Problem requirements:
Report, word for word, every line of the material that contains "Phlébite".

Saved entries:
________________________

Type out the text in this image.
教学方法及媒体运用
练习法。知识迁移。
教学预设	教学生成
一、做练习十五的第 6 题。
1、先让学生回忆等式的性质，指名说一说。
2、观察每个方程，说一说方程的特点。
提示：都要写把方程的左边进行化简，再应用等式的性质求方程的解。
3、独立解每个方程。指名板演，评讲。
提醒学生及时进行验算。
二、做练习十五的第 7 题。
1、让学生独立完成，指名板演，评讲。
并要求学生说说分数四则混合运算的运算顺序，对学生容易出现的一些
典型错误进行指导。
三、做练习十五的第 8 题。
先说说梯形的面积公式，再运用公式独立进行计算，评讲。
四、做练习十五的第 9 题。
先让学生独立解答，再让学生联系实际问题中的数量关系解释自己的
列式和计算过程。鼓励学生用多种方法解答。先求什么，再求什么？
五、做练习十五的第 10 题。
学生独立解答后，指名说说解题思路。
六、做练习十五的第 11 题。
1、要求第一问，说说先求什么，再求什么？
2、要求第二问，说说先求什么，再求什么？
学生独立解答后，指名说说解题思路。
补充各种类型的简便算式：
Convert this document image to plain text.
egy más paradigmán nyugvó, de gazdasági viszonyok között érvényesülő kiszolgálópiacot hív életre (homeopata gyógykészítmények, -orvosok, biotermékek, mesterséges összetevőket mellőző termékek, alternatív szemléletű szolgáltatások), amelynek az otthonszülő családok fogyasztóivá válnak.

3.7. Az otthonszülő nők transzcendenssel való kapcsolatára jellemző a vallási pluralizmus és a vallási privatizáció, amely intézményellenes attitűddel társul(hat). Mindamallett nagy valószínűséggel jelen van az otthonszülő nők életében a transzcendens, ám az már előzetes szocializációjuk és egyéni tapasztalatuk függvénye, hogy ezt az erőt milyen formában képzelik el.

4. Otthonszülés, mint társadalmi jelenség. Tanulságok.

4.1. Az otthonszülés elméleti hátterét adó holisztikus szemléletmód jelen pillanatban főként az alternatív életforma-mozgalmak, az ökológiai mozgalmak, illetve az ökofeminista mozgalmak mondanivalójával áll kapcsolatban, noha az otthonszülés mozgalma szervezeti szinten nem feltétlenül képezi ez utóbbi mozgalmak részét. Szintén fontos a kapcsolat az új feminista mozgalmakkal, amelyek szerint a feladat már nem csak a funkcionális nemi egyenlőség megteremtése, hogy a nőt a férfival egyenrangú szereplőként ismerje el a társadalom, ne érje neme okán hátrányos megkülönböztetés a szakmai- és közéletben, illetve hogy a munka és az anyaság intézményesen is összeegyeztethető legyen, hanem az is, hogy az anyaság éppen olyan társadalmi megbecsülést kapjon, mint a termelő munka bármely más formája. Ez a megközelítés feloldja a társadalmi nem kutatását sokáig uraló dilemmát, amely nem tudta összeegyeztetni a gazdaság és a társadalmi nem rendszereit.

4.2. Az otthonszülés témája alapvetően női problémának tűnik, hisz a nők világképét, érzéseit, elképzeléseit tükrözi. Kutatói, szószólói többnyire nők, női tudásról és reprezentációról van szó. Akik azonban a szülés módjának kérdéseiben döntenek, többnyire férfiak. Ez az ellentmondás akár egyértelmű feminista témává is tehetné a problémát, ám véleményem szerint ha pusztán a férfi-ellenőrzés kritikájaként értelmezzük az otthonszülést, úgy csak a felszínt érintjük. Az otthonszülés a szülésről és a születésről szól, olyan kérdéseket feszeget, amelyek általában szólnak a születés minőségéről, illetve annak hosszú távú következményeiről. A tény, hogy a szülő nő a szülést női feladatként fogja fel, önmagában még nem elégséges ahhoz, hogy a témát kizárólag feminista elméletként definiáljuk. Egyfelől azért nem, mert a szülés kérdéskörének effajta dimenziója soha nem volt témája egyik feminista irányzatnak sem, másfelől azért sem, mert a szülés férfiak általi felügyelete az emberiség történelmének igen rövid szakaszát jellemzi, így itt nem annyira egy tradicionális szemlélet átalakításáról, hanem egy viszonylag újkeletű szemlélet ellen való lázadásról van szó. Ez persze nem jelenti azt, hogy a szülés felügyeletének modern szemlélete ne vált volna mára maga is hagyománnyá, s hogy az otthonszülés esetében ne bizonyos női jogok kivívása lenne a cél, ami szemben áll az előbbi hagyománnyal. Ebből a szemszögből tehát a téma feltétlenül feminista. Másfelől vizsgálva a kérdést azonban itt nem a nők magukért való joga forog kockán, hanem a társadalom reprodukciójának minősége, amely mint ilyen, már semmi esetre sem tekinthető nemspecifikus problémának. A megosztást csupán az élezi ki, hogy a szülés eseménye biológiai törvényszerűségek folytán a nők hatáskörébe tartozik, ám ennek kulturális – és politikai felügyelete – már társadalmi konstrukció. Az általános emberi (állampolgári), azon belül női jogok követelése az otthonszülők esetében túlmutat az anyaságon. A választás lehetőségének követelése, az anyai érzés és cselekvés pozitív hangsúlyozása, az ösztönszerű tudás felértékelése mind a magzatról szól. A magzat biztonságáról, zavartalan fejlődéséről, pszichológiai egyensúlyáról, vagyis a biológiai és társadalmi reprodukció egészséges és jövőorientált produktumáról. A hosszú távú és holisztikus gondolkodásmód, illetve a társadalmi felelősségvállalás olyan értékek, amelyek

________________________

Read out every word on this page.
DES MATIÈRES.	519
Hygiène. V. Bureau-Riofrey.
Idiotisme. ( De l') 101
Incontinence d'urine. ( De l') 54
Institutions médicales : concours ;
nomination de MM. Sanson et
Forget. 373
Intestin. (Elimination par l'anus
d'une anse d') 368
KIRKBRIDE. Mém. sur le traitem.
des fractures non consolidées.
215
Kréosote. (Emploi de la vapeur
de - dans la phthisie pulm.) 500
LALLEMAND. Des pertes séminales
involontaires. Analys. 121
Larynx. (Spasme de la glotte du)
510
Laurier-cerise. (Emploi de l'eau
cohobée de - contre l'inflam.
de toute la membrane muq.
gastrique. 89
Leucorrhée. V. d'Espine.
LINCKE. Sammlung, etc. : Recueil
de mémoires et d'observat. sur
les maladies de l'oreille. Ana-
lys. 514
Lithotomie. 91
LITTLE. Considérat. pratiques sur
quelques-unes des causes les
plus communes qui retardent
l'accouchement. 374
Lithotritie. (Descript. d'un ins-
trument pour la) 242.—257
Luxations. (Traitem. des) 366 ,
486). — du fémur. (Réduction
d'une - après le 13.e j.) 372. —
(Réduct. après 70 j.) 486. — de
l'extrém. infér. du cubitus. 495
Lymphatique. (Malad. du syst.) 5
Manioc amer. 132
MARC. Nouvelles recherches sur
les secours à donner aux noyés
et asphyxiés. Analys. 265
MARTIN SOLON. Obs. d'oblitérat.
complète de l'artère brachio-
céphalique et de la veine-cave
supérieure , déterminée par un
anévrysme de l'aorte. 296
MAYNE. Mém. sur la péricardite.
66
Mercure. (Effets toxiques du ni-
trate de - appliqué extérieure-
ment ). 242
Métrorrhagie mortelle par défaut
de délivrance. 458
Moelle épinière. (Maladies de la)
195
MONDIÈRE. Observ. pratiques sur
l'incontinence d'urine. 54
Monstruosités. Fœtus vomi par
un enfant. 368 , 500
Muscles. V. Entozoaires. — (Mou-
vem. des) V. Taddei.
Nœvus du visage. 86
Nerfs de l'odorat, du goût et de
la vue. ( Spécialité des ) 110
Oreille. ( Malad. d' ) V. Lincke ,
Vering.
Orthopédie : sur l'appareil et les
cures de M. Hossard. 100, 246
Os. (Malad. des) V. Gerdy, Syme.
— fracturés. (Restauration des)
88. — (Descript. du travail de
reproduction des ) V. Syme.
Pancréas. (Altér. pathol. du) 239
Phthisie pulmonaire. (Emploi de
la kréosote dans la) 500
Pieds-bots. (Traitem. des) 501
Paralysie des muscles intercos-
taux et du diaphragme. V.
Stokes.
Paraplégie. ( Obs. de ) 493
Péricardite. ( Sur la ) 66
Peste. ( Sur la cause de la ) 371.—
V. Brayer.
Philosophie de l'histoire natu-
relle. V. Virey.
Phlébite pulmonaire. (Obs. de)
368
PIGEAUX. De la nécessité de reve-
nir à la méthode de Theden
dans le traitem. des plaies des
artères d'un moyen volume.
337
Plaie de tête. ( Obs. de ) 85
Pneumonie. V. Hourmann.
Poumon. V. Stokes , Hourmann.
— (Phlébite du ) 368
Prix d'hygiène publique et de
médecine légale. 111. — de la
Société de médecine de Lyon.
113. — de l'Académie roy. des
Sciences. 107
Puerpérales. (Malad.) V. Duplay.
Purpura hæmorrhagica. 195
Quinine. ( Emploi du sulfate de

________________________

Result of this task:
Phlébite pulmonaire. (Obs. de)
— (Phlébite du ) 368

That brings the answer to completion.